● **Aim of the exercise**: Below are some entries; can you quote all of them exactly?

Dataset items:
□ □ □ □

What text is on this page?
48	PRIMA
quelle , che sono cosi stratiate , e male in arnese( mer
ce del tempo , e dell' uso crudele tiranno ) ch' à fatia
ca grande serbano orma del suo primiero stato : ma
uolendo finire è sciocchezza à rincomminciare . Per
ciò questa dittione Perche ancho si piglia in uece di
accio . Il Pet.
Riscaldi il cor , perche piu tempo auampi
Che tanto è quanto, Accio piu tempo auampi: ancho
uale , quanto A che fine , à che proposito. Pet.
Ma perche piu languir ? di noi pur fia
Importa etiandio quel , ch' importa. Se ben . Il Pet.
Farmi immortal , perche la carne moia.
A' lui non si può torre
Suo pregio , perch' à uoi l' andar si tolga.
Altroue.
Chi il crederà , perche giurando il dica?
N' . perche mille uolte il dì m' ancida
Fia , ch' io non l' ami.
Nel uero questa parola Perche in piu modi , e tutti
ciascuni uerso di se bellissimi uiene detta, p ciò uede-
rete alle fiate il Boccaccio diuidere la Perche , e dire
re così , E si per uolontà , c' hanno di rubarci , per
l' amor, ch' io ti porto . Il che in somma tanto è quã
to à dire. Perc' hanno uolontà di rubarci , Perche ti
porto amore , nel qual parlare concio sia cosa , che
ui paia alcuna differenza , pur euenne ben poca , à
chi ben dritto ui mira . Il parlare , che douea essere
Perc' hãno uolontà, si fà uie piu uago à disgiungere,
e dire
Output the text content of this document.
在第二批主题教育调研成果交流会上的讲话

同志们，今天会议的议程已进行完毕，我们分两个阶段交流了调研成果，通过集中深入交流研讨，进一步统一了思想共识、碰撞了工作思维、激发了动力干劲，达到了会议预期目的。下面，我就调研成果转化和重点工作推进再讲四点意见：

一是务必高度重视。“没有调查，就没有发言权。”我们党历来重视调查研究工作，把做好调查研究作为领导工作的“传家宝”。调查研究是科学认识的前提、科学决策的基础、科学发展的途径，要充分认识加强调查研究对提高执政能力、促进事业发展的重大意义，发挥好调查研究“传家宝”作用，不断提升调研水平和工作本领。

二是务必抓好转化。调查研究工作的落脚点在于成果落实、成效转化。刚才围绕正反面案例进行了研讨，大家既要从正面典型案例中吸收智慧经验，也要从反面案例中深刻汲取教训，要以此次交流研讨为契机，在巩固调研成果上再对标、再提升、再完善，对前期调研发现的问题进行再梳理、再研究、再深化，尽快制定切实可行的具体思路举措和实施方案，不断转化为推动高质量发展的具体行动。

□ □ □ □

● **Right answer**:
What text is on this page?
48	PRIMA
quelle , che sono cosi stratiate , e male in arnese( mer
ce del tempo , e dell' uso crudele tiranno ) ch' à fatia
ca grande serbano orma del suo primiero stato : ma
uolendo finire è sciocchezza à rincomminciare . Per
ciò questa dittione Perche ancho si piglia in uece di
accio . Il Pet.
Riscaldi il cor , perche piu tempo auampi
Che tanto è quanto, Accio piu tempo auampi: ancho
uale , quanto A che fine , à che proposito. Pet.
Ma perche piu languir ? di noi pur fia
Importa etiandio quel , ch' importa. Se ben . Il Pet.
Farmi immortal , perche la carne moia.
A' lui non si può torre
Suo pregio , perch' à uoi l' andar si tolga.
Altroue.
Chi il crederà , perche giurando il dica?
N' . perche mille uolte il dì m' ancida
Fia , ch' io non l' ami.
Nel uero questa parola Perche in piu modi , e tutti
ciascuni uerso di se bellissimi uiene detta, p ciò uede-
rete alle fiate il Boccaccio diuidere la Perche , e dire
re così , E si per uolontà , c' hanno di rubarci , per
l' amor, ch' io ti porto . Il che in somma tanto è quã
to à dire. Perc' hanno uolontà di rubarci , Perche ti
porto amore , nel qual parlare concio sia cosa , che
ui paia alcuna differenza , pur euenne ben poca , à
chi ben dritto ui mira . Il parlare , che douea essere
Perc' hãno uolontà, si fà uie piu uago à disgiungere,
e dire
Output the text content of this document.
在第二批主题教育调研成果交流会上的讲话

同志们，今天会议的议程已进行完毕，我们分两个阶段交流了调研成果，通过集中深入交流研讨，进一步统一了思想共识、碰撞了工作思维、激发了动力干劲，达到了会议预期目的。下面，我就调研成果转化和重点工作推进再讲四点意见：

一是务必高度重视。“没有调查，就没有发言权。”我们党历来重视调查研究工作，把做好调查研究作为领导工作的“传家宝”。调查研究是科学认识的前提、科学决策的基础、科学发展的途径，要充分认识加强调查研究对提高执政能力、促进事业发展的重大意义，发挥好调查研究“传家宝”作用，不断提升调研水平和工作本领。

二是务必抓好转化。调查研究工作的落脚点在于成果落实、成效转化。刚才围绕正反面案例进行了研讨，大家既要从正面典型案例中吸收智慧经验，也要从反面案例中深刻汲取教训，要以此次交流研讨为契机，在巩固调研成果上再对标、再提升、再完善，对前期调研发现的问题进行再梳理、再研究、再深化，尽快制定切实可行的具体思路举措和实施方案，不断转化为推动高质量发展的具体行动。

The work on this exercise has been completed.